-- Begin Material provided --
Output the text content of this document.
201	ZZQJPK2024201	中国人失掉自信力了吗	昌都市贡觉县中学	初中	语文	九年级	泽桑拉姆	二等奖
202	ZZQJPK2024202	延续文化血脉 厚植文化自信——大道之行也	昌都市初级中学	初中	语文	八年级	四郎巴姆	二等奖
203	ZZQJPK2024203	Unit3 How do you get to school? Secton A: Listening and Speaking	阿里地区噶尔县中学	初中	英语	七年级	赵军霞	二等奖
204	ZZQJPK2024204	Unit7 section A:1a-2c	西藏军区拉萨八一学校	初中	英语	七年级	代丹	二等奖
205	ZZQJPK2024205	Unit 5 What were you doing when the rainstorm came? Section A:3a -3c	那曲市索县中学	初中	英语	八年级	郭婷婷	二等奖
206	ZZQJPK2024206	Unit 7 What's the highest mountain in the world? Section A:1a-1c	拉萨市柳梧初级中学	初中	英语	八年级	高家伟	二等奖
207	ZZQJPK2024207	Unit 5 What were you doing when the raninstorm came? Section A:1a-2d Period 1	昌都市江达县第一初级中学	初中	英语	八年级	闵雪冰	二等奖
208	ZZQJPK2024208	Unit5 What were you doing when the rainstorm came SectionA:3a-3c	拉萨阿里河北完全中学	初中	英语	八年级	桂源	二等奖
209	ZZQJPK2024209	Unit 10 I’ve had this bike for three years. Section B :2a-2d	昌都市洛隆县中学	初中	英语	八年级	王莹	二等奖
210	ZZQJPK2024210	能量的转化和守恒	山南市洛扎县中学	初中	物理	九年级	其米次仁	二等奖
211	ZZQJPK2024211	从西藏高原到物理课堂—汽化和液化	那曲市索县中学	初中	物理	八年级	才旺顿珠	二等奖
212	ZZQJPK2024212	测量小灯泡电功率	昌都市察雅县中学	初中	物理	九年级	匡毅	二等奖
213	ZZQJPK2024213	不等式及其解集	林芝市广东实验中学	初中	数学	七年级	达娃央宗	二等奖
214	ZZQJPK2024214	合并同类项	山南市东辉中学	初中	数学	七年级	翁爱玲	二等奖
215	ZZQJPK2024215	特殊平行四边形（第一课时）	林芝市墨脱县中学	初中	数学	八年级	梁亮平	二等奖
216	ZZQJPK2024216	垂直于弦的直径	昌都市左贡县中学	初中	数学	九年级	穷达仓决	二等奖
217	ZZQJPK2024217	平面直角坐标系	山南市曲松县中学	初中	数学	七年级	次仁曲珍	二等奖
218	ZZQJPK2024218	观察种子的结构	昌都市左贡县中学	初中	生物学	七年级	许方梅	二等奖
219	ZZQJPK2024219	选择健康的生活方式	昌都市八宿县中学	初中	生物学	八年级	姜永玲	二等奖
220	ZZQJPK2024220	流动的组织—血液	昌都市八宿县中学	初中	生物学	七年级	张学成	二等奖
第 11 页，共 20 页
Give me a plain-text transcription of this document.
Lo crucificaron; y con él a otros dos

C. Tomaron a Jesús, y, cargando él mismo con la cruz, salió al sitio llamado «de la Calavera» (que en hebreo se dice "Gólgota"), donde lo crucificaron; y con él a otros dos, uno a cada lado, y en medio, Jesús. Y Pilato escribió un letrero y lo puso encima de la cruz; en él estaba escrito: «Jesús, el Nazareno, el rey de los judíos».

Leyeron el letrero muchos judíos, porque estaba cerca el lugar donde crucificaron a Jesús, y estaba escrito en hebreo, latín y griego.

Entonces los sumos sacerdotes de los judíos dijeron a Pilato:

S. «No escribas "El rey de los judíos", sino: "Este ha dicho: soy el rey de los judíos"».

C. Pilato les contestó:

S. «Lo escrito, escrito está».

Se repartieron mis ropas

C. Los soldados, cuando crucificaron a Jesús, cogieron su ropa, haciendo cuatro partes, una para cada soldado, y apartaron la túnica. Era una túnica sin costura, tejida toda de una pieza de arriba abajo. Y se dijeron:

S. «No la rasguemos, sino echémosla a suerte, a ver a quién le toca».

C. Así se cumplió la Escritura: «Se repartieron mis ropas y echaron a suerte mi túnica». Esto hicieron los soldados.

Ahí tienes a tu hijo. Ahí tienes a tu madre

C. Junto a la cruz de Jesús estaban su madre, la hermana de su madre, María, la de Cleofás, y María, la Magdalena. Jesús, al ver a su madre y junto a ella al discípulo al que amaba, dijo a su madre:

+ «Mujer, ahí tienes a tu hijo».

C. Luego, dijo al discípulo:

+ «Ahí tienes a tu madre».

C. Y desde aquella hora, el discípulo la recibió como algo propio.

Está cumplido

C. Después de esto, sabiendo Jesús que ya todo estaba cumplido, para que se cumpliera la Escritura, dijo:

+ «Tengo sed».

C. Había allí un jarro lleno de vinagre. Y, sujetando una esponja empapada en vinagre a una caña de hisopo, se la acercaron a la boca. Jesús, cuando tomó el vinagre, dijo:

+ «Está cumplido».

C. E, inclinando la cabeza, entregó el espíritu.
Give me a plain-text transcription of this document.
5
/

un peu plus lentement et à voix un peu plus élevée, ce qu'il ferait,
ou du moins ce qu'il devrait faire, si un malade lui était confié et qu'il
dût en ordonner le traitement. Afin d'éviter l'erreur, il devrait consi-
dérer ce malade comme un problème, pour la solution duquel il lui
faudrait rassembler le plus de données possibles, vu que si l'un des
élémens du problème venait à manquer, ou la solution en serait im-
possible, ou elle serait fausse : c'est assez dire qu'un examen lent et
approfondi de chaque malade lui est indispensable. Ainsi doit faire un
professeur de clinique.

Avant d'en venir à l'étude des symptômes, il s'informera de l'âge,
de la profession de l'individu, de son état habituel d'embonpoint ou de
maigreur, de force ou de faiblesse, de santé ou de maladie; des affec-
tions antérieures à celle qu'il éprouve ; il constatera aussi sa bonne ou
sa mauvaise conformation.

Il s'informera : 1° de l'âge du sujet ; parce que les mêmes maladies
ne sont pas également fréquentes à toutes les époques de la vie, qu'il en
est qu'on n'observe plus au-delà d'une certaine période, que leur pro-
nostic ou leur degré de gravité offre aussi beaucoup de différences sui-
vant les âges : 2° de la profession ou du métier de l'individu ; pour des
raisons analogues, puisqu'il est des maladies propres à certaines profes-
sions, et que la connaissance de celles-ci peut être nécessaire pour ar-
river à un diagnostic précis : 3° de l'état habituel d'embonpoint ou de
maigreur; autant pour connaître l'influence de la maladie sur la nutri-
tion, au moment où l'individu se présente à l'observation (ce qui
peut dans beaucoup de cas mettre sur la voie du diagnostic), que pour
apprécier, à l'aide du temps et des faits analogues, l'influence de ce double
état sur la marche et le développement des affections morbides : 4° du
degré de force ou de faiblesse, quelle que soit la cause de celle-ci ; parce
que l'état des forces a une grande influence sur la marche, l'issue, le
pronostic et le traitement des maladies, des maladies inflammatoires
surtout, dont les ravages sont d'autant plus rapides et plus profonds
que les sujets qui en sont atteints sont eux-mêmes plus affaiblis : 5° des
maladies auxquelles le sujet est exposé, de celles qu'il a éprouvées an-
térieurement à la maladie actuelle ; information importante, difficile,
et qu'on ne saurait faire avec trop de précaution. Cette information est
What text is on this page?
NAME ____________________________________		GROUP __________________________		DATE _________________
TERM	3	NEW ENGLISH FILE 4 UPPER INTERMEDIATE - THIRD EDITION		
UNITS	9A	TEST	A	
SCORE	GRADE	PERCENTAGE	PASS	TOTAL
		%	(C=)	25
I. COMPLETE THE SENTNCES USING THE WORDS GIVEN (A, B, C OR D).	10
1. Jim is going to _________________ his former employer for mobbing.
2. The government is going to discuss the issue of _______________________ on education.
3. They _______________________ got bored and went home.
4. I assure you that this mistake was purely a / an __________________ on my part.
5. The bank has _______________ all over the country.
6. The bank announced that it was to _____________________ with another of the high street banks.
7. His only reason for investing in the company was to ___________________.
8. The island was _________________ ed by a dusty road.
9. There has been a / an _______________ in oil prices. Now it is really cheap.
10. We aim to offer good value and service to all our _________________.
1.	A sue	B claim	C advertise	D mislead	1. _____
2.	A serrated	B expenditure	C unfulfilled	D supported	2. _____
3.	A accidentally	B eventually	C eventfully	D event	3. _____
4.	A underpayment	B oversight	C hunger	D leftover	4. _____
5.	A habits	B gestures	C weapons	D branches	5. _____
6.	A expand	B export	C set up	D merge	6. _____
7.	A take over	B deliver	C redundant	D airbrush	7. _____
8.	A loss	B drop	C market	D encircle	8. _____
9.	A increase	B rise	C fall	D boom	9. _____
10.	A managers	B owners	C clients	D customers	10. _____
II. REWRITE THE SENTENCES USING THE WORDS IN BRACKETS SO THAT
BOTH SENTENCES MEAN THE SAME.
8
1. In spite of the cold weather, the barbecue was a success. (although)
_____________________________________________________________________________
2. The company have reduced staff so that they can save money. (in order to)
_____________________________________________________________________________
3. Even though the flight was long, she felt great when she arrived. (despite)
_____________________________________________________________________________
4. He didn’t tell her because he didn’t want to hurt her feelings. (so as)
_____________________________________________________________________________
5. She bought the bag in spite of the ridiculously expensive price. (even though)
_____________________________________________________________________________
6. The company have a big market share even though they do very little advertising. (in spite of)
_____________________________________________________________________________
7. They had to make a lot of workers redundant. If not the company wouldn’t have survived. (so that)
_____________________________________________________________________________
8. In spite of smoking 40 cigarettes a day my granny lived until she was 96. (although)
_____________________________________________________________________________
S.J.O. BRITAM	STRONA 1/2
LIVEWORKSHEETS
-- End Material provided --
# [Your goal]
Search the listing above for the string "autant". Copy every line that contains it.

# [Answer to the task]
maigreur; autant pour connaître l'influence de la maladie sur la nutri-
surtout, dont les ravages sont d'autant plus rapides et plus profonds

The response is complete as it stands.